Exercise aim |
Copy out every line of the records where the string "droite" occurs.

Dataset records |

• • • •

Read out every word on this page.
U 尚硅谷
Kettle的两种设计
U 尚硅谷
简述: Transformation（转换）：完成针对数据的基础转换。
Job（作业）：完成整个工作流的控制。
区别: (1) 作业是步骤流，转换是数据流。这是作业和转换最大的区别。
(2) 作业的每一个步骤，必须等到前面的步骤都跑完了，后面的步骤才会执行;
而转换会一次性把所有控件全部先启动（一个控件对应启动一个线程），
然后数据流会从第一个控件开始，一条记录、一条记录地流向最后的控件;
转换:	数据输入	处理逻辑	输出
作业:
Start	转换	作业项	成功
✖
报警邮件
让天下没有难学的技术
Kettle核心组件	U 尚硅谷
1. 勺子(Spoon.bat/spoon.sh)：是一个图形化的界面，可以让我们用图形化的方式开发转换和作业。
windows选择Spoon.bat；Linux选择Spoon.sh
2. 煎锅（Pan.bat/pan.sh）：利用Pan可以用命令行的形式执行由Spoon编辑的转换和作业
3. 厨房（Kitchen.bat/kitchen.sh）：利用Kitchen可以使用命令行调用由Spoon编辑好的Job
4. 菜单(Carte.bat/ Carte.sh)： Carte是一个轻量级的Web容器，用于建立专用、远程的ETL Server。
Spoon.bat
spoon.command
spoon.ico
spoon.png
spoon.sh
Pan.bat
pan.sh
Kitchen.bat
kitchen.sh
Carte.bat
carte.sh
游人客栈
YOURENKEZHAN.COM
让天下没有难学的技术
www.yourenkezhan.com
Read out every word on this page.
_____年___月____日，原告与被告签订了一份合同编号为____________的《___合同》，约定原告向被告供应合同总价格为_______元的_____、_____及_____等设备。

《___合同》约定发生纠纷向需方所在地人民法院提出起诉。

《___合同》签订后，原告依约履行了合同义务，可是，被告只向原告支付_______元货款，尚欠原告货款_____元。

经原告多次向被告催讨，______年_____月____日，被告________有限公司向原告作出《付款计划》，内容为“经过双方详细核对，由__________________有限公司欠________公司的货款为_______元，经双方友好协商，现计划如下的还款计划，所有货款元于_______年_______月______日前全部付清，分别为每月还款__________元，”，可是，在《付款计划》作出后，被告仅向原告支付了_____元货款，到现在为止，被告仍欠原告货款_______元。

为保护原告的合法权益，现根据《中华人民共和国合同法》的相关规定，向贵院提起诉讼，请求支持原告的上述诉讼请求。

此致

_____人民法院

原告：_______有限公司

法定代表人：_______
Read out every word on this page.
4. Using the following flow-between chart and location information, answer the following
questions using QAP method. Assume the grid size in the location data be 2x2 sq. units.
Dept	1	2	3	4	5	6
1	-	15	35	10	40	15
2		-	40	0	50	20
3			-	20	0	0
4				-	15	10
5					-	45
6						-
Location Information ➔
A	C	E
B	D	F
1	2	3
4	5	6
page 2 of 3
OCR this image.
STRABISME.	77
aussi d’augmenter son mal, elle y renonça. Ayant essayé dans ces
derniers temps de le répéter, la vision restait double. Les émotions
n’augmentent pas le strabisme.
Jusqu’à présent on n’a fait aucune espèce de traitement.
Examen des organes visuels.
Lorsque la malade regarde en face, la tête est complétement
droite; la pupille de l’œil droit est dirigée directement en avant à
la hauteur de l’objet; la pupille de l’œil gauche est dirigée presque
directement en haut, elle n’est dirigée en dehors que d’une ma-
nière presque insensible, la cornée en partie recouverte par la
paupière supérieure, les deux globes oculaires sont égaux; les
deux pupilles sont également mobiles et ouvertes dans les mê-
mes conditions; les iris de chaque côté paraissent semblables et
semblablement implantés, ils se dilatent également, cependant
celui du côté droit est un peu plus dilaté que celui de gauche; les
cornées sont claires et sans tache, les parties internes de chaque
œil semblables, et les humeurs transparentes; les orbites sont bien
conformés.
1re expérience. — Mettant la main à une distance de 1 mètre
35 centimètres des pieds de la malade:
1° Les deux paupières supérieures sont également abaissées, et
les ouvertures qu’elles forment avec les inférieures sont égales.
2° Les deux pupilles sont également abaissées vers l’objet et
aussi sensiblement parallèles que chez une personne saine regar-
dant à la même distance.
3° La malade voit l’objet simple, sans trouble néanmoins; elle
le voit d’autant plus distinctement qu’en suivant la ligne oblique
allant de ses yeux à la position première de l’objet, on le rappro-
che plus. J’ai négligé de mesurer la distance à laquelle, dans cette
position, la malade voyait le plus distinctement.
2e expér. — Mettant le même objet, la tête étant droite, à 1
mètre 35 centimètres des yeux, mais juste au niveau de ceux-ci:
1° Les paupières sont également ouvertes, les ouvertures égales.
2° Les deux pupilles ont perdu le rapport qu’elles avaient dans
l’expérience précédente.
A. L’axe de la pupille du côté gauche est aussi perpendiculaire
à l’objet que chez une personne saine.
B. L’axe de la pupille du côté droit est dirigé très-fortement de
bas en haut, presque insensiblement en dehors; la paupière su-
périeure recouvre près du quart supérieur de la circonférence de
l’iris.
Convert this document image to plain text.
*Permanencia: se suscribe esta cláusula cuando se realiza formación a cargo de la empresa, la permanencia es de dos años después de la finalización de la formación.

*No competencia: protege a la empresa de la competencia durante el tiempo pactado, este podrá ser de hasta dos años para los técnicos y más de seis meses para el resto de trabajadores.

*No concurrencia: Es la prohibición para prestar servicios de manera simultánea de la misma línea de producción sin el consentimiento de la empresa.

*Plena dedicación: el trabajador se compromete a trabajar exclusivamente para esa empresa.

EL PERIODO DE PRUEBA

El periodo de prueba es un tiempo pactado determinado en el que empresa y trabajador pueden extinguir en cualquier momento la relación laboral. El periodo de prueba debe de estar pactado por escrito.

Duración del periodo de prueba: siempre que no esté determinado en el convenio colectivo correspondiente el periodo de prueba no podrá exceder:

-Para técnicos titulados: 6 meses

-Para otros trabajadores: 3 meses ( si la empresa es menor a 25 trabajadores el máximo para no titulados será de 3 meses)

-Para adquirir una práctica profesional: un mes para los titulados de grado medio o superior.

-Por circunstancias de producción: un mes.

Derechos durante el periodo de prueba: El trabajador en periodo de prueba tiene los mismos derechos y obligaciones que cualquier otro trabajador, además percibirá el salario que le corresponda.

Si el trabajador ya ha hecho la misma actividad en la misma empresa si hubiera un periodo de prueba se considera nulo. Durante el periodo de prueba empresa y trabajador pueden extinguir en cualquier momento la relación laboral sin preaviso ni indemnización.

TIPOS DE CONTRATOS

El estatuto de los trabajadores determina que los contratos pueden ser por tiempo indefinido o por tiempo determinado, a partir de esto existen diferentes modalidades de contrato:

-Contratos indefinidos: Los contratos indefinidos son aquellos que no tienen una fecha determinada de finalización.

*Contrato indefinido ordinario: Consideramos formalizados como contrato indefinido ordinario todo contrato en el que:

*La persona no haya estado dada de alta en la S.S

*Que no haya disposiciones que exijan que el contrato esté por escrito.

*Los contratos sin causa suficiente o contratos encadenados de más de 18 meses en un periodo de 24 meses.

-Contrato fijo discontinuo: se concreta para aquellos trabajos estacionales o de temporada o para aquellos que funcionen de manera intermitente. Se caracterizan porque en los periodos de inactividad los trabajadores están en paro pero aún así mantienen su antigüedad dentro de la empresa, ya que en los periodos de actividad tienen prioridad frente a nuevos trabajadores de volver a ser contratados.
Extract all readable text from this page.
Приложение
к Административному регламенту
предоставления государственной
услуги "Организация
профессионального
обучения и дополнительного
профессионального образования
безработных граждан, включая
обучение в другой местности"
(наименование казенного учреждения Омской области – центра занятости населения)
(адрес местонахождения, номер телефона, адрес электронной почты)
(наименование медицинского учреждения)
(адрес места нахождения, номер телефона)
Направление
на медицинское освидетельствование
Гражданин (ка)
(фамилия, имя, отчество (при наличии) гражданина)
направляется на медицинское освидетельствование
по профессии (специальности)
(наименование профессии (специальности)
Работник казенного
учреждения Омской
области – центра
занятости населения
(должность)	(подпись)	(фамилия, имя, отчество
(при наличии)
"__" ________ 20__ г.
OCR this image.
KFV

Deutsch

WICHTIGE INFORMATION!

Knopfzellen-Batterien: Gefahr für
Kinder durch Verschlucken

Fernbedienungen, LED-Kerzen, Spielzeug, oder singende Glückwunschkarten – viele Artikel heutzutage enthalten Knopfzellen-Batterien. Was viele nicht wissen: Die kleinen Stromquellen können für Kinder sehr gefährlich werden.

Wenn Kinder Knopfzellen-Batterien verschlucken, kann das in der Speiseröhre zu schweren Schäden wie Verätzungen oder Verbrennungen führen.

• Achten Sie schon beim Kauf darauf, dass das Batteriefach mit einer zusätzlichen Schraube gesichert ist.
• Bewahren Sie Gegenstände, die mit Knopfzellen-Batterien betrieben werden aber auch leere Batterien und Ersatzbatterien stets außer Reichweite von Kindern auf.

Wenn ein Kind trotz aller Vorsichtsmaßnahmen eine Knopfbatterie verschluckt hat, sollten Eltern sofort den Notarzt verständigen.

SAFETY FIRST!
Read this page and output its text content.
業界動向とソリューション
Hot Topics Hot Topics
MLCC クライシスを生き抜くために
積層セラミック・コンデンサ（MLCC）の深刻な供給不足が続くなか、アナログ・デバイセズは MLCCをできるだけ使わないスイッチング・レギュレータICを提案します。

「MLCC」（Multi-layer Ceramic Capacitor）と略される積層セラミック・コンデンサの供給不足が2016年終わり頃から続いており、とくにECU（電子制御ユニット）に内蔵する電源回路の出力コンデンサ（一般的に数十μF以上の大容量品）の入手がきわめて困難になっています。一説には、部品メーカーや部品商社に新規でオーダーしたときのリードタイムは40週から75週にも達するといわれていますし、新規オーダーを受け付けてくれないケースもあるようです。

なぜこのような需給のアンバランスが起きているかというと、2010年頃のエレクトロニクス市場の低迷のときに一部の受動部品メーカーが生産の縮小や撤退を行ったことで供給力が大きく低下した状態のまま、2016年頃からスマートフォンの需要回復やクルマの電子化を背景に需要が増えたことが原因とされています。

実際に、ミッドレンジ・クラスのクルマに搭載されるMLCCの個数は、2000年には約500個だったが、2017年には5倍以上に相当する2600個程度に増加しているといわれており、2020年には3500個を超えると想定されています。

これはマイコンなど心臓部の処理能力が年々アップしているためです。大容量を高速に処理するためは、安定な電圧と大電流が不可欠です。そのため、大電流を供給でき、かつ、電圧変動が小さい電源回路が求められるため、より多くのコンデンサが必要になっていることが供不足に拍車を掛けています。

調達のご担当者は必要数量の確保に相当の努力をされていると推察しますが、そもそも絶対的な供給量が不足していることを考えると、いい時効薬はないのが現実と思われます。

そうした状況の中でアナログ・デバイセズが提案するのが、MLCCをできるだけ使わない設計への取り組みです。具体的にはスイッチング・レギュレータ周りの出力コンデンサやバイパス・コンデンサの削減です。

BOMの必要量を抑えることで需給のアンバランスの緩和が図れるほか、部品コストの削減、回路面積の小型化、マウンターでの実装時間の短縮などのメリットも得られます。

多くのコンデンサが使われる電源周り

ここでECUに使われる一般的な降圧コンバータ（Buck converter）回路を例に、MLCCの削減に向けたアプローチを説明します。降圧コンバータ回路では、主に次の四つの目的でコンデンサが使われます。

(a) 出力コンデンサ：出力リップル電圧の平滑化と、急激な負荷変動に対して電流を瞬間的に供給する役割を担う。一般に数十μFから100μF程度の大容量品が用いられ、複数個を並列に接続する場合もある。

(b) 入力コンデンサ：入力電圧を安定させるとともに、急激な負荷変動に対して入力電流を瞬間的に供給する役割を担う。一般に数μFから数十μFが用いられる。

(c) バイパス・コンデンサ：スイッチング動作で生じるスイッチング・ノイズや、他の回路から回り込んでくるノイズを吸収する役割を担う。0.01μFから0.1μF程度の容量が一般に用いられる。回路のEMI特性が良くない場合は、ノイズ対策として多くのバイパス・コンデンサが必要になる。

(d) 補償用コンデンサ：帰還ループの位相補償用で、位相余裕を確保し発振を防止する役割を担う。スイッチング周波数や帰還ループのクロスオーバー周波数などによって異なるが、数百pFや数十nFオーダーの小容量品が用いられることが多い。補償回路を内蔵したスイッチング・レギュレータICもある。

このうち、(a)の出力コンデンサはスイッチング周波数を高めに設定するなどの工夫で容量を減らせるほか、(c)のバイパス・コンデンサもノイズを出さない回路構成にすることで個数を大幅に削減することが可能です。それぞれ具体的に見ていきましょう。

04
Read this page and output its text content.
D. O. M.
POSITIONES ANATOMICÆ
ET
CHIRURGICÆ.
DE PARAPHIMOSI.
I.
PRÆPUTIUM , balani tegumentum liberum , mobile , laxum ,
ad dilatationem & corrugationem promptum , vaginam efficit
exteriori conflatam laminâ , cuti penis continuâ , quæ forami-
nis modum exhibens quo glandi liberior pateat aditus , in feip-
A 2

• • • •

Complete answer |
droite; la pupille de l’œil droit est dirigée directement en avant à
2e expér. — Mettant le même objet, la tête étant droite, à 1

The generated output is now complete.